Each entry must appear again exactly as it does in the source.

=== Stored data ===
——————————

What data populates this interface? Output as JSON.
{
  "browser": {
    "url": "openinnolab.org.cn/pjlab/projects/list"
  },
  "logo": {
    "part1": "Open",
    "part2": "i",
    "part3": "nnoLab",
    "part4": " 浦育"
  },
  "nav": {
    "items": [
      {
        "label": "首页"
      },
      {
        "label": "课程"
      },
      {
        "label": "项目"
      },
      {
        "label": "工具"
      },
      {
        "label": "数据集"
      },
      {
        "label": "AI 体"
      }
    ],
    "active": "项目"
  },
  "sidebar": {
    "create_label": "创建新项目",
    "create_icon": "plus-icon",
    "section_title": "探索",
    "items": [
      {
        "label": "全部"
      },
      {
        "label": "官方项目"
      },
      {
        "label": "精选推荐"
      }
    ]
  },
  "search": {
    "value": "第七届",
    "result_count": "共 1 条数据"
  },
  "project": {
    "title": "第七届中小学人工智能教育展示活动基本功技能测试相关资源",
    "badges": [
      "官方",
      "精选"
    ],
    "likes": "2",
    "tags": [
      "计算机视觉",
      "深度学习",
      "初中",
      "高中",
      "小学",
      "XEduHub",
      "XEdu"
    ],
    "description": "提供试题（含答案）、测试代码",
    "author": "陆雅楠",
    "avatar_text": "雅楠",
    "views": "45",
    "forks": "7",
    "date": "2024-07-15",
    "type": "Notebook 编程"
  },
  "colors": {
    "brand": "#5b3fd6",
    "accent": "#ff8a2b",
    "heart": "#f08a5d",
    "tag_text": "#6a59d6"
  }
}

——————————

=== Exercise output ===
What data populates this interface? Output as JSON.
{
  "browser": {
    "url": "openinnolab.org.cn/pjlab/projects/list"
  },
  "logo": {
    "part1": "Open",
    "part2": "i",
    "part3": "nnoLab",
    "part4": " 浦育"
  },
  "nav": {
    "items": [
      {
        "label": "首页"
      },
      {
        "label": "课程"
      },
      {
        "label": "项目"
      },
      {
        "label": "工具"
      },
      {
        "label": "数据集"
      },
      {
        "label": "AI 体"
      }
    ],
    "active": "项目"
  },
  "sidebar": {
    "create_label": "创建新项目",
    "create_icon": "plus-icon",
    "section_title": "探索",
    "items": [
      {
        "label": "全部"
      },
      {
        "label": "官方项目"
      },
      {
        "label": "精选推荐"
      }
    ]
  },
  "search": {
    "value": "第七届",
    "result_count": "共 1 条数据"
  },
  "project": {
    "title": "第七届中小学人工智能教育展示活动基本功技能测试相关资源",
    "badges": [
      "官方",
      "精选"
    ],
    "likes": "2",
    "tags": [
      "计算机视觉",
      "深度学习",
      "初中",
      "高中",
      "小学",
      "XEduHub",
      "XEdu"
    ],
    "description": "提供试题（含答案）、测试代码",
    "author": "陆雅楠",
    "avatar_text": "雅楠",
    "views": "45",
    "forks": "7",
    "date": "2024-07-15",
    "type": "Notebook 编程"
  },
  "colors": {
    "brand": "#5b3fd6",
    "accent": "#ff8a2b",
    "heart": "#f08a5d",
    "tag_text": "#6a59d6"
  }
}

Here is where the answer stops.